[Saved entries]
(begin)

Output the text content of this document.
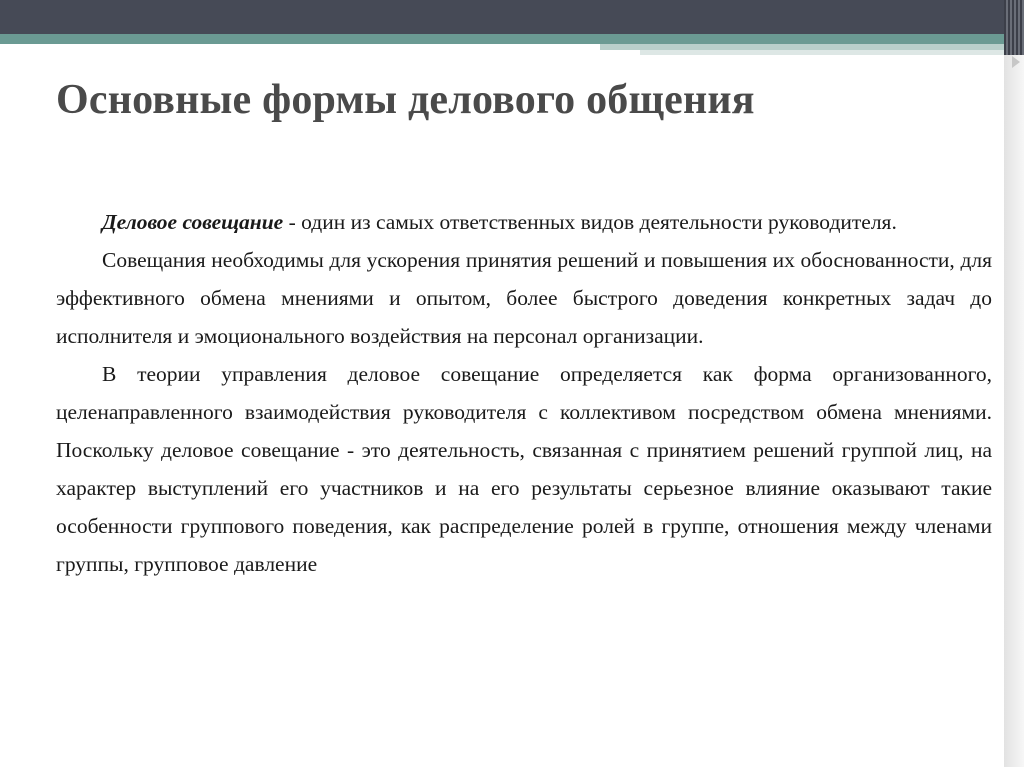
Основные формы делового общения

Деловое совещание - один из самых ответственных видов деятельности руководителя.

Совещания необходимы для ускорения принятия решений и повышения их обоснованности, для эффективного обмена мнениями и опытом, более быстрого доведения конкретных задач до исполнителя и эмоционального воздействия на персонал организации.

В теории управления деловое совещание определяется как форма организованного, целенаправленного взаимодействия руководителя с коллективом посредством обмена мнениями. Поскольку деловое совещание - это деятельность, связанная с принятием решений группой лиц, на характер выступлений его участников и на его результаты серьезное влияние оказывают такие особенности группового поведения, как распределение ролей в группе, отношения между членами группы, групповое давление
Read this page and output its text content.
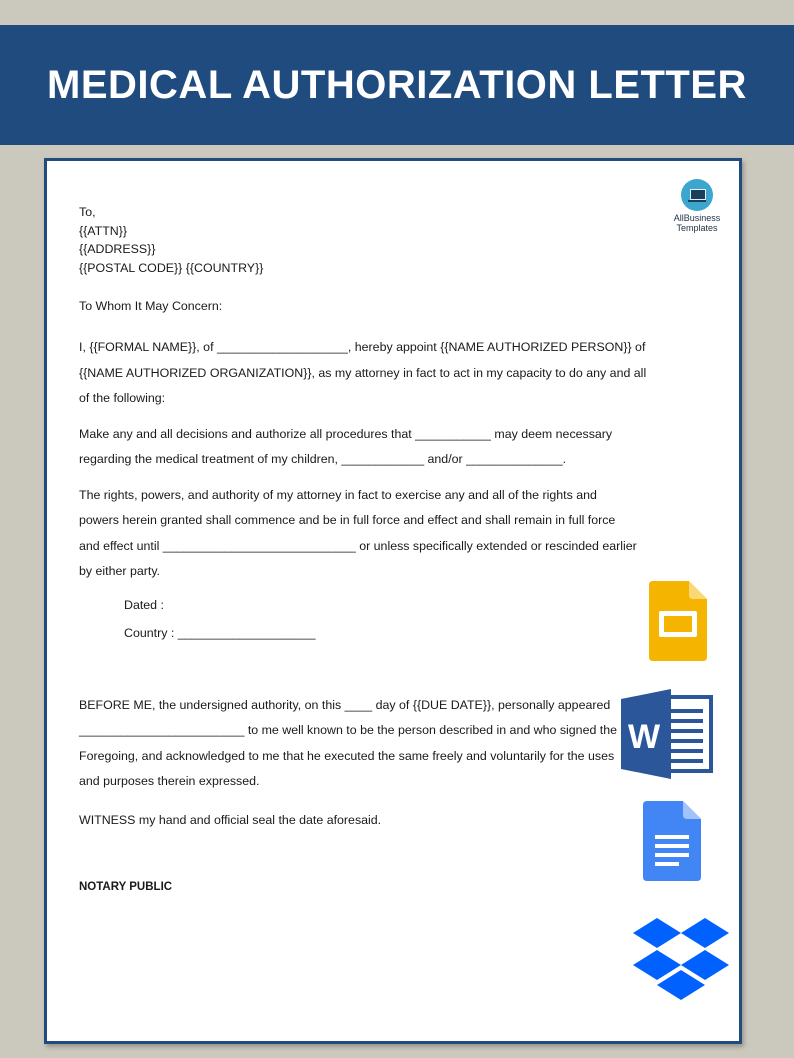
MEDICAL AUTHORIZATION LETTER
AllBusiness
Templates
To,
{{ATTN}}
{{ADDRESS}}
{{POSTAL CODE}} {{COUNTRY}}
To Whom It May Concern:
I, {{FORMAL NAME}}, of ___________________, hereby appoint {{NAME AUTHORIZED PERSON}} of
{{NAME AUTHORIZED ORGANIZATION}}, as my attorney in fact to act in my capacity to do any and all
of the following:
Make any and all decisions and authorize all procedures that ___________ may deem necessary
regarding the medical treatment of my children, ____________ and/or ______________.
The rights, powers, and authority of my attorney in fact to exercise any and all of the rights and
powers herein granted shall commence and be in full force and effect and shall remain in full force
and effect until ____________________________ or unless specifically extended or rescinded earlier
by either party.
Dated :
Country : ____________________
BEFORE ME, the undersigned authority, on this ____ day of {{DUE DATE}}, personally appeared
________________________ to me well known to be the person described in and who signed the
Foregoing, and acknowledged to me that he executed the same freely and voluntarily for the uses
and purposes therein expressed.
WITNESS my hand and official seal the date aforesaid.
NOTARY PUBLIC
W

(end)

• TASK PROMPT: Copy every line of the listing containing the string "that".

• COMPLETE RESPONSE:
Make any and all decisions and authorize all procedures that ___________ may deem necessary
Foregoing, and acknowledged to me that he executed the same freely and voluntarily for the uses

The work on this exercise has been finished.